Rewrite each listing below with every "elements" changed to "items" and all other text left as it is. Leave the pictures out of your answer.

** start of DATA SHOWN **

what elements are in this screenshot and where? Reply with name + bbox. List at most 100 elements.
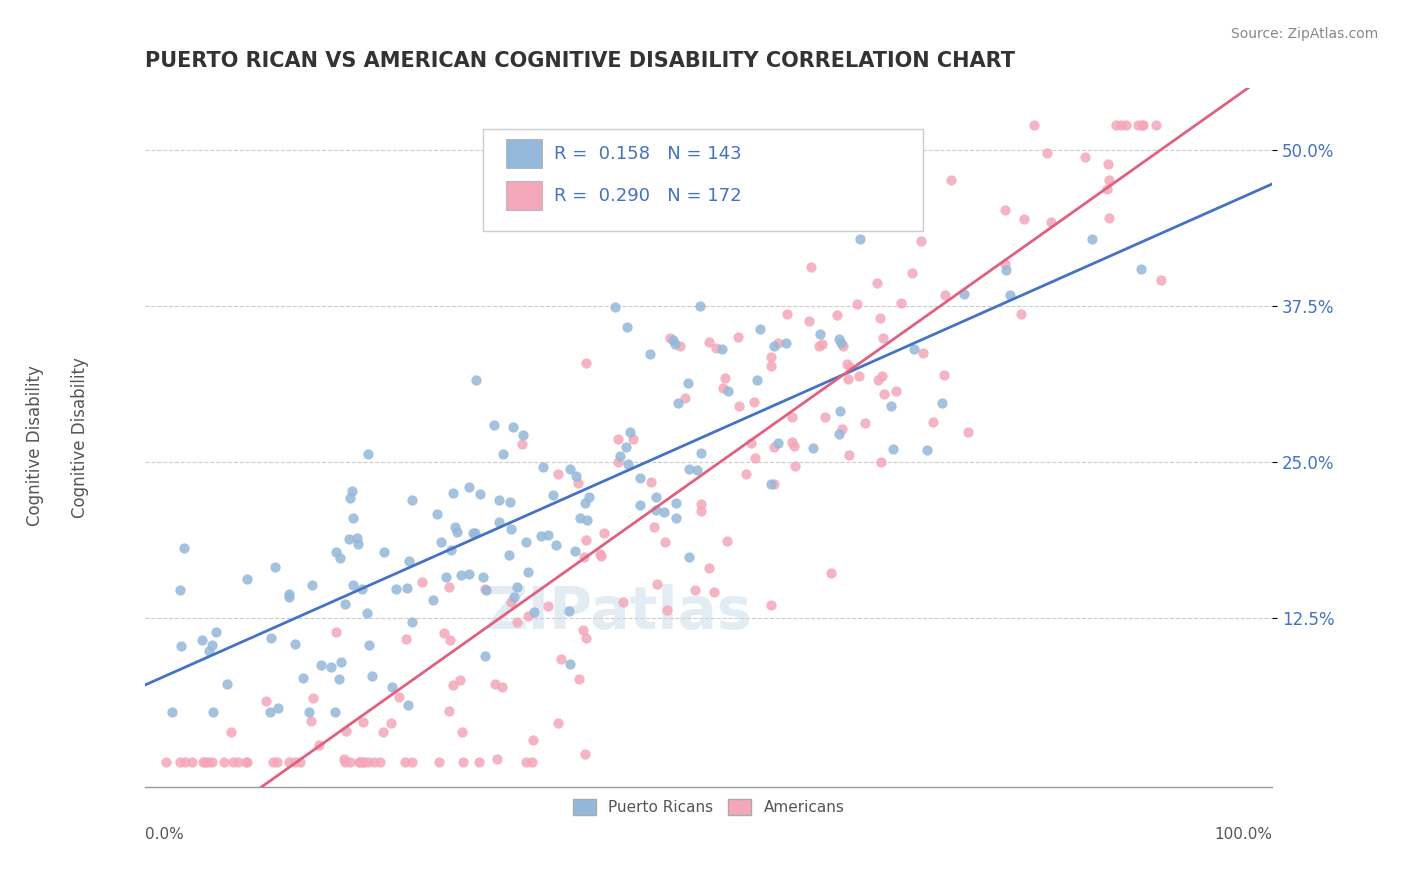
Point xyxy=(606,455,628,469)
Point xyxy=(832,339,855,353)
Point xyxy=(226,755,249,769)
Point xyxy=(742,395,765,409)
Point xyxy=(808,326,831,341)
Point xyxy=(766,436,789,450)
Point xyxy=(488,516,510,530)
Point xyxy=(605,300,627,314)
Point xyxy=(396,698,419,713)
Point xyxy=(934,368,956,382)
Point xyxy=(329,551,352,566)
Point xyxy=(1144,118,1167,132)
Point xyxy=(998,287,1021,301)
Point xyxy=(870,455,893,469)
Point xyxy=(697,560,720,574)
Point xyxy=(492,448,515,462)
Point xyxy=(830,404,852,418)
Point xyxy=(191,633,214,648)
Point xyxy=(388,690,411,704)
Point xyxy=(499,495,522,509)
Point xyxy=(1150,273,1173,287)
Point xyxy=(710,343,733,357)
Text: Source: ZipAtlas.com: Source: ZipAtlas.com xyxy=(1230,27,1378,41)
Point xyxy=(740,436,762,450)
Point xyxy=(357,755,380,769)
Text: Cognitive Disability: Cognitive Disability xyxy=(27,366,44,526)
Point xyxy=(155,755,177,769)
Point xyxy=(1104,118,1126,132)
Point xyxy=(664,336,686,351)
Point xyxy=(333,755,356,769)
Point xyxy=(201,638,224,652)
Point xyxy=(934,288,956,302)
Point xyxy=(357,446,380,460)
Point xyxy=(517,609,540,624)
Point xyxy=(475,583,498,598)
Point xyxy=(1073,150,1095,164)
Point xyxy=(654,535,676,549)
Point xyxy=(569,511,592,525)
Point xyxy=(335,724,357,739)
Point xyxy=(488,492,510,507)
Point xyxy=(690,446,713,460)
Point xyxy=(571,623,593,637)
Point xyxy=(292,672,315,686)
Point xyxy=(501,522,523,536)
Point xyxy=(576,513,599,527)
Point xyxy=(193,755,215,769)
Point xyxy=(762,476,785,491)
Point xyxy=(499,595,522,609)
Point xyxy=(849,231,872,245)
Point xyxy=(890,296,912,310)
Point xyxy=(830,336,852,351)
Point xyxy=(437,704,460,718)
Point xyxy=(506,615,529,630)
Point xyxy=(441,485,464,500)
Point xyxy=(910,234,932,248)
Point xyxy=(775,335,797,350)
Point xyxy=(762,339,785,353)
Point xyxy=(814,410,837,425)
Point xyxy=(401,493,423,508)
Point xyxy=(1130,118,1153,132)
Point xyxy=(308,738,330,752)
Point xyxy=(256,694,278,708)
Point xyxy=(995,263,1018,277)
Point xyxy=(614,440,637,454)
Point xyxy=(360,669,382,683)
Point xyxy=(558,462,581,476)
Point xyxy=(217,677,239,691)
Point xyxy=(690,503,713,517)
Point xyxy=(373,545,395,559)
Point xyxy=(714,371,737,385)
Point xyxy=(236,572,259,586)
Point xyxy=(380,716,402,731)
Point xyxy=(395,632,418,646)
Point xyxy=(759,598,782,612)
Point xyxy=(828,333,851,347)
Point xyxy=(704,341,727,355)
Point xyxy=(697,334,720,349)
Point xyxy=(284,637,307,651)
Point xyxy=(665,511,688,525)
Point xyxy=(1098,172,1121,186)
Text: R =  0.158   N = 143: R = 0.158 N = 143 xyxy=(554,145,742,163)
Point xyxy=(689,497,711,511)
Point xyxy=(837,372,859,386)
Point xyxy=(831,422,853,436)
Point xyxy=(444,520,467,534)
Point xyxy=(1036,145,1059,160)
Point xyxy=(451,755,474,769)
Point xyxy=(330,655,353,669)
Point xyxy=(339,491,361,505)
Point xyxy=(502,419,524,434)
Point xyxy=(437,580,460,594)
Point xyxy=(550,652,572,666)
Point xyxy=(339,755,361,769)
Point xyxy=(450,567,472,582)
Point xyxy=(558,604,581,618)
Point xyxy=(522,605,544,619)
Point xyxy=(922,415,945,429)
Point xyxy=(301,691,323,706)
Point xyxy=(848,368,870,383)
Point xyxy=(411,574,433,589)
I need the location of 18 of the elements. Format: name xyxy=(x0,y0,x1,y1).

** end of DATA SHOWN **

* [EXERCISE RESPONSE]:
what items are in this screenshot and where? Reply with name + bbox. List at most 100 items.
Point xyxy=(606,455,628,469)
Point xyxy=(832,339,855,353)
Point xyxy=(226,755,249,769)
Point xyxy=(742,395,765,409)
Point xyxy=(808,326,831,341)
Point xyxy=(766,436,789,450)
Point xyxy=(488,516,510,530)
Point xyxy=(605,300,627,314)
Point xyxy=(396,698,419,713)
Point xyxy=(934,368,956,382)
Point xyxy=(329,551,352,566)
Point xyxy=(1144,118,1167,132)
Point xyxy=(998,287,1021,301)
Point xyxy=(870,455,893,469)
Point xyxy=(697,560,720,574)
Point xyxy=(492,448,515,462)
Point xyxy=(830,404,852,418)
Point xyxy=(191,633,214,648)
Point xyxy=(388,690,411,704)
Point xyxy=(499,495,522,509)
Point xyxy=(1150,273,1173,287)
Point xyxy=(710,343,733,357)
Text: Source: ZipAtlas.com: Source: ZipAtlas.com xyxy=(1230,27,1378,41)
Point xyxy=(740,436,762,450)
Point xyxy=(357,755,380,769)
Text: Cognitive Disability: Cognitive Disability xyxy=(27,366,44,526)
Point xyxy=(155,755,177,769)
Point xyxy=(1104,118,1126,132)
Point xyxy=(664,336,686,351)
Point xyxy=(333,755,356,769)
Point xyxy=(201,638,224,652)
Point xyxy=(934,288,956,302)
Point xyxy=(357,446,380,460)
Point xyxy=(517,609,540,624)
Point xyxy=(475,583,498,598)
Point xyxy=(1073,150,1095,164)
Point xyxy=(654,535,676,549)
Point xyxy=(569,511,592,525)
Point xyxy=(335,724,357,739)
Point xyxy=(488,492,510,507)
Point xyxy=(690,446,713,460)
Point xyxy=(571,623,593,637)
Point xyxy=(292,672,315,686)
Point xyxy=(501,522,523,536)
Point xyxy=(576,513,599,527)
Point xyxy=(193,755,215,769)
Point xyxy=(762,476,785,491)
Point xyxy=(499,595,522,609)
Point xyxy=(849,231,872,245)
Point xyxy=(890,296,912,310)
Point xyxy=(830,336,852,351)
Point xyxy=(437,704,460,718)
Point xyxy=(506,615,529,630)
Point xyxy=(441,485,464,500)
Point xyxy=(910,234,932,248)
Point xyxy=(775,335,797,350)
Point xyxy=(762,339,785,353)
Point xyxy=(814,410,837,425)
Point xyxy=(401,493,423,508)
Point xyxy=(1130,118,1153,132)
Point xyxy=(308,738,330,752)
Point xyxy=(256,694,278,708)
Point xyxy=(995,263,1018,277)
Point xyxy=(614,440,637,454)
Point xyxy=(360,669,382,683)
Point xyxy=(558,462,581,476)
Point xyxy=(217,677,239,691)
Point xyxy=(690,503,713,517)
Point xyxy=(373,545,395,559)
Point xyxy=(714,371,737,385)
Point xyxy=(236,572,259,586)
Point xyxy=(380,716,402,731)
Point xyxy=(395,632,418,646)
Point xyxy=(759,598,782,612)
Point xyxy=(828,333,851,347)
Point xyxy=(704,341,727,355)
Point xyxy=(697,334,720,349)
Point xyxy=(284,637,307,651)
Point xyxy=(665,511,688,525)
Point xyxy=(1098,172,1121,186)
Text: R =  0.158   N = 143: R = 0.158 N = 143 xyxy=(554,145,742,163)
Point xyxy=(689,497,711,511)
Point xyxy=(837,372,859,386)
Point xyxy=(831,422,853,436)
Point xyxy=(444,520,467,534)
Point xyxy=(1036,145,1059,160)
Point xyxy=(451,755,474,769)
Point xyxy=(330,655,353,669)
Point xyxy=(339,491,361,505)
Point xyxy=(502,419,524,434)
Point xyxy=(437,580,460,594)
Point xyxy=(550,652,572,666)
Point xyxy=(339,755,361,769)
Point xyxy=(450,567,472,582)
Point xyxy=(558,604,581,618)
Point xyxy=(522,605,544,619)
Point xyxy=(922,415,945,429)
Point xyxy=(301,691,323,706)
Point xyxy=(848,368,870,383)
Point xyxy=(411,574,433,589)
I need the location of 18 of the items. Format: name xyxy=(x0,y0,x1,y1).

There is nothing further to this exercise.